Collection entries:
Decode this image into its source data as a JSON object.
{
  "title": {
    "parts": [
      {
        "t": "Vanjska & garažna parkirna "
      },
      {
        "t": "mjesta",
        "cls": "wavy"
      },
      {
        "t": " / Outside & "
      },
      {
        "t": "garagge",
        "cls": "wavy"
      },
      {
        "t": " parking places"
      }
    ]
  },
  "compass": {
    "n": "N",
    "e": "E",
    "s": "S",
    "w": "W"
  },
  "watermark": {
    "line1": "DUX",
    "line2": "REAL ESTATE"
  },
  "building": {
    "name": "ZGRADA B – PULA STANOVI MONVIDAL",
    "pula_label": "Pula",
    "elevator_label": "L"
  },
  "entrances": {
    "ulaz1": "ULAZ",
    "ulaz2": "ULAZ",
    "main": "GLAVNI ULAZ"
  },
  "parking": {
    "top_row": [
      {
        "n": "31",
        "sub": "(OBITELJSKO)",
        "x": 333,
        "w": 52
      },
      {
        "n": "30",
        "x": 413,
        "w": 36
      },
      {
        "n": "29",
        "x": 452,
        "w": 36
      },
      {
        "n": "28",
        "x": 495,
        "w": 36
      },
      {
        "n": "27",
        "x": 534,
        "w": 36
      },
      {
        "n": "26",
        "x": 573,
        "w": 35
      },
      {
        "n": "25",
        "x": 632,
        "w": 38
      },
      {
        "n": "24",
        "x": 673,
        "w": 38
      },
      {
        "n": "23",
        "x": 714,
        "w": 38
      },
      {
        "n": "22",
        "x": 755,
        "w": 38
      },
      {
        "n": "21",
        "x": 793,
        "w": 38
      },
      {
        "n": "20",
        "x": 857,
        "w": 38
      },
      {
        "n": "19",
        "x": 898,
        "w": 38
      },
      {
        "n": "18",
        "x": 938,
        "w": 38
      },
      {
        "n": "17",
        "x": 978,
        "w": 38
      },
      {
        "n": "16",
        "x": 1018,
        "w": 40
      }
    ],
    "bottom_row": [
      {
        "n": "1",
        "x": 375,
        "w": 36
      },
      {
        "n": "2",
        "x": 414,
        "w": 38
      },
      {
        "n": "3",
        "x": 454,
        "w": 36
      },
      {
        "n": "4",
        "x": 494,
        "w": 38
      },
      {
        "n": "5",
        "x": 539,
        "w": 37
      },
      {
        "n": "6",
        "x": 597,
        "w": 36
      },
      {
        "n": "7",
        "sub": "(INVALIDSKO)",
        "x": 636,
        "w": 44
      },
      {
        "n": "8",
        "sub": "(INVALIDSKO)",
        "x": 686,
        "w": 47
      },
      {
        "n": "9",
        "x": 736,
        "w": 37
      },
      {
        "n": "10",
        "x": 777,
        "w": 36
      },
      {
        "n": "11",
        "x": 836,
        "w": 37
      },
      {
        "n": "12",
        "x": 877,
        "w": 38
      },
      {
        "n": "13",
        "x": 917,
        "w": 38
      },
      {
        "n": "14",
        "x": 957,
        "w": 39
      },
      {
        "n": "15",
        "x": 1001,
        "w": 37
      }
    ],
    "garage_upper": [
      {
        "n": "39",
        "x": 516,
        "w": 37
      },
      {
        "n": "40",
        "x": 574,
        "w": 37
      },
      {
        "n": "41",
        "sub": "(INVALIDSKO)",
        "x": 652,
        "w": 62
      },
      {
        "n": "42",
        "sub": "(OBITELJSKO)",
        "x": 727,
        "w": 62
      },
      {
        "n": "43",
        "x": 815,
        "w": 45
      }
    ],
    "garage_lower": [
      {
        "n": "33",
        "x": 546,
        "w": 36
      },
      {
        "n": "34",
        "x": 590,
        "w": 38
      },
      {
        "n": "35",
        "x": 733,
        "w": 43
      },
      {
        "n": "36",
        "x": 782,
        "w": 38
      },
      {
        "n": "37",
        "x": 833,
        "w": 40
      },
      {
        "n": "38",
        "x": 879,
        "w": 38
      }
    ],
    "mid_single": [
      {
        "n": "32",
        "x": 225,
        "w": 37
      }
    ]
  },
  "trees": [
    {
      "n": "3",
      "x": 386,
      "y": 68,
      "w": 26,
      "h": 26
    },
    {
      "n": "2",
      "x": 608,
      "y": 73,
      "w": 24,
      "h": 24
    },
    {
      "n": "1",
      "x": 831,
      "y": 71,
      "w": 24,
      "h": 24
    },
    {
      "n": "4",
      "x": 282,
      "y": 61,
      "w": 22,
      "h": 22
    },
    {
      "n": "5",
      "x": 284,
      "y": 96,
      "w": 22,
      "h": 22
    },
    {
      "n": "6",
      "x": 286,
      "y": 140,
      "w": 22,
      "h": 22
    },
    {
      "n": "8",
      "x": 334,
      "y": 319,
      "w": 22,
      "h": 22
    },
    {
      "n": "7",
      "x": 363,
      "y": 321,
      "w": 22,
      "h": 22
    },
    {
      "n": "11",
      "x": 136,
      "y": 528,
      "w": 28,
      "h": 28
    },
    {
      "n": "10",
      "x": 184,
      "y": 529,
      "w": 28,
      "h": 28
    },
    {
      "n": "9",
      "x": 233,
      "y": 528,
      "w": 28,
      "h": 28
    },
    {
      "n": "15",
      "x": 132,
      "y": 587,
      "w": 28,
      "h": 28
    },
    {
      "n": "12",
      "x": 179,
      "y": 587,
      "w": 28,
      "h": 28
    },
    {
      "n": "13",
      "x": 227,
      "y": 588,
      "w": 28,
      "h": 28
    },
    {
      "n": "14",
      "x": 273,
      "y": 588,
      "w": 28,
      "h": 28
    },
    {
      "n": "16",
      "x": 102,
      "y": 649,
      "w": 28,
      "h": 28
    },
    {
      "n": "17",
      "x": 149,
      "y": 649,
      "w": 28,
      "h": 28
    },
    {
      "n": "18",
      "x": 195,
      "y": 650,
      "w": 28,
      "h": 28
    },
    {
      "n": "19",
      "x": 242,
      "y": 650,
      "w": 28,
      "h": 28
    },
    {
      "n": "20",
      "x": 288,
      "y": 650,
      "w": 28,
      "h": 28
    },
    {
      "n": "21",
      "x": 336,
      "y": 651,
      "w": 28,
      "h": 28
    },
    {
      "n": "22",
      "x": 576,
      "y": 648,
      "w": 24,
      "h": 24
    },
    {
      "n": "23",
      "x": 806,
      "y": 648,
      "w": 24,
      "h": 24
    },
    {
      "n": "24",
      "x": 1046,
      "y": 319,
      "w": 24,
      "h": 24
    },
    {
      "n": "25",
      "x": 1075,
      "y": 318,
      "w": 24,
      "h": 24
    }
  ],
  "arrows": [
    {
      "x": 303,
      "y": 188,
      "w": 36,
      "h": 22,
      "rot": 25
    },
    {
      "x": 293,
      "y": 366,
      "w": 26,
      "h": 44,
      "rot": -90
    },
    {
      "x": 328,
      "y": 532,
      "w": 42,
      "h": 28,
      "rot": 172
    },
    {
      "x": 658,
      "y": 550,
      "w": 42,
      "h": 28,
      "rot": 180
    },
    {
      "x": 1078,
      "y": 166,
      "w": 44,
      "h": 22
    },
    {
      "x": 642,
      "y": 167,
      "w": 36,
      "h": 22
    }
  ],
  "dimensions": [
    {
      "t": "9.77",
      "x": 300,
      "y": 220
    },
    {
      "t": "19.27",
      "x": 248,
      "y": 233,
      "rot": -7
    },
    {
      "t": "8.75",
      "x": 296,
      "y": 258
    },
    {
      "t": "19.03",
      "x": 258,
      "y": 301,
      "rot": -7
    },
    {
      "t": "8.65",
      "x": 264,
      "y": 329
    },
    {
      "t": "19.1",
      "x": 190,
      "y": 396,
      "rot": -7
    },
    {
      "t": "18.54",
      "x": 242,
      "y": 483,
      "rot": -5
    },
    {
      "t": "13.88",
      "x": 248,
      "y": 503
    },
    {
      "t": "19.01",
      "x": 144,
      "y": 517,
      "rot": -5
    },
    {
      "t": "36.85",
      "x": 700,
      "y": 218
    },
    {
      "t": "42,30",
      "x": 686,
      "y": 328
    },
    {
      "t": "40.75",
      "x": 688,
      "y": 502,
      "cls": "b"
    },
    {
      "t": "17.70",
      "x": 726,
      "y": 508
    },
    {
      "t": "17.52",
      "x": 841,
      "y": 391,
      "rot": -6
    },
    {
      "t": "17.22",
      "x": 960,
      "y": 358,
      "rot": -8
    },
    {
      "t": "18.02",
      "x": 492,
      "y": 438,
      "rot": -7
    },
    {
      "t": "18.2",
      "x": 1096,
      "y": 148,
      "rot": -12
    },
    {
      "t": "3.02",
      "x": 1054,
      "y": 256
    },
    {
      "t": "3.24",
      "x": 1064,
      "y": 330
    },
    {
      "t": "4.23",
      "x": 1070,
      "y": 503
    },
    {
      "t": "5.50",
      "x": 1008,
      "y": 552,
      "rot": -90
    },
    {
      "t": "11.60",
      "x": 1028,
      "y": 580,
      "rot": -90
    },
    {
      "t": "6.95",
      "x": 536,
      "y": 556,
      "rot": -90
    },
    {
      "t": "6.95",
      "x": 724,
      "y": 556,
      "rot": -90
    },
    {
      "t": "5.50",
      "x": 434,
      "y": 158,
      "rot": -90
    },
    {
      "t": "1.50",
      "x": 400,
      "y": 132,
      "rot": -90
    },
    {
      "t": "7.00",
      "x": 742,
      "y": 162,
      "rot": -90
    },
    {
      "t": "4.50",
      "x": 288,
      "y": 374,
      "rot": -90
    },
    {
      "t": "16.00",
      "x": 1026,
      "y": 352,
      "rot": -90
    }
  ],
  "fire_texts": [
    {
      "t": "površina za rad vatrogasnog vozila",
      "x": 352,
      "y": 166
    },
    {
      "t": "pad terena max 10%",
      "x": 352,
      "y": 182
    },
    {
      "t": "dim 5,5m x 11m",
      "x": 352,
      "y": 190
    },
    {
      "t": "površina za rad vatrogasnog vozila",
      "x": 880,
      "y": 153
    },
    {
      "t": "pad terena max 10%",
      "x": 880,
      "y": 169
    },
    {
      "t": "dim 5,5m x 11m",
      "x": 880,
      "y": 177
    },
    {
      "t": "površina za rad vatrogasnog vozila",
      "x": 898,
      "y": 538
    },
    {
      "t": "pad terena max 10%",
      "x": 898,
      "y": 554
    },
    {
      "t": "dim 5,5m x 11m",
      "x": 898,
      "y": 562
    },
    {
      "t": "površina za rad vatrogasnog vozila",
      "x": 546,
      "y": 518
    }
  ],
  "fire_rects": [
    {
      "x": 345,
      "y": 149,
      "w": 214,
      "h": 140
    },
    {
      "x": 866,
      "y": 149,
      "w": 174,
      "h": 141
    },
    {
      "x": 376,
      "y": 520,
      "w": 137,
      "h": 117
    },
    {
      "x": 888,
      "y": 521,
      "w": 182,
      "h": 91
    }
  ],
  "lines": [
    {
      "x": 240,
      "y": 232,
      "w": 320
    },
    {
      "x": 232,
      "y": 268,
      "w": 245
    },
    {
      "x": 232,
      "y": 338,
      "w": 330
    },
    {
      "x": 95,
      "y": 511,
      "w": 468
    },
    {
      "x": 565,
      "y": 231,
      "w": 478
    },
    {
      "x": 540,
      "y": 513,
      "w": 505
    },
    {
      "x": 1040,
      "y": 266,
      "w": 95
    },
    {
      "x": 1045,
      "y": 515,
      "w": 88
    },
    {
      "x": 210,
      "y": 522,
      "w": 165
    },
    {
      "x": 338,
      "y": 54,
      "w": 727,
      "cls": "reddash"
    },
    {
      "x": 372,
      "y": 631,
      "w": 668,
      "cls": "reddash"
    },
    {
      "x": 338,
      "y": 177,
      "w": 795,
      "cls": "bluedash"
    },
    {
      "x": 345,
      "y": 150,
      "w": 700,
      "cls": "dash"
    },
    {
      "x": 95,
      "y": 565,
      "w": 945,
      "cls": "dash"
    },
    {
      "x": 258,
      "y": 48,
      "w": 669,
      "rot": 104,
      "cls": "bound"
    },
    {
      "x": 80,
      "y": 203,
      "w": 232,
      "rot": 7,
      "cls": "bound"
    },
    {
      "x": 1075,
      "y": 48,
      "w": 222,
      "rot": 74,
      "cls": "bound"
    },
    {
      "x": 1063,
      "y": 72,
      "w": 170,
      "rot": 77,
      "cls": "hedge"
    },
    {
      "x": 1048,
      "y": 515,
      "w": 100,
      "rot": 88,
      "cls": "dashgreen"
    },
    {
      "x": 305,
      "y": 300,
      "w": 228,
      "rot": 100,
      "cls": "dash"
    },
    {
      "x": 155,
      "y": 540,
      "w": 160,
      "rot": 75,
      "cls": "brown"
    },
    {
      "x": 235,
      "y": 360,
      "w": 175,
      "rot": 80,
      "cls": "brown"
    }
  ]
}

- _Written request_
Provide the number of lines in the entries that include "ULAZ", and no other text.

- _Response to the exercise_
3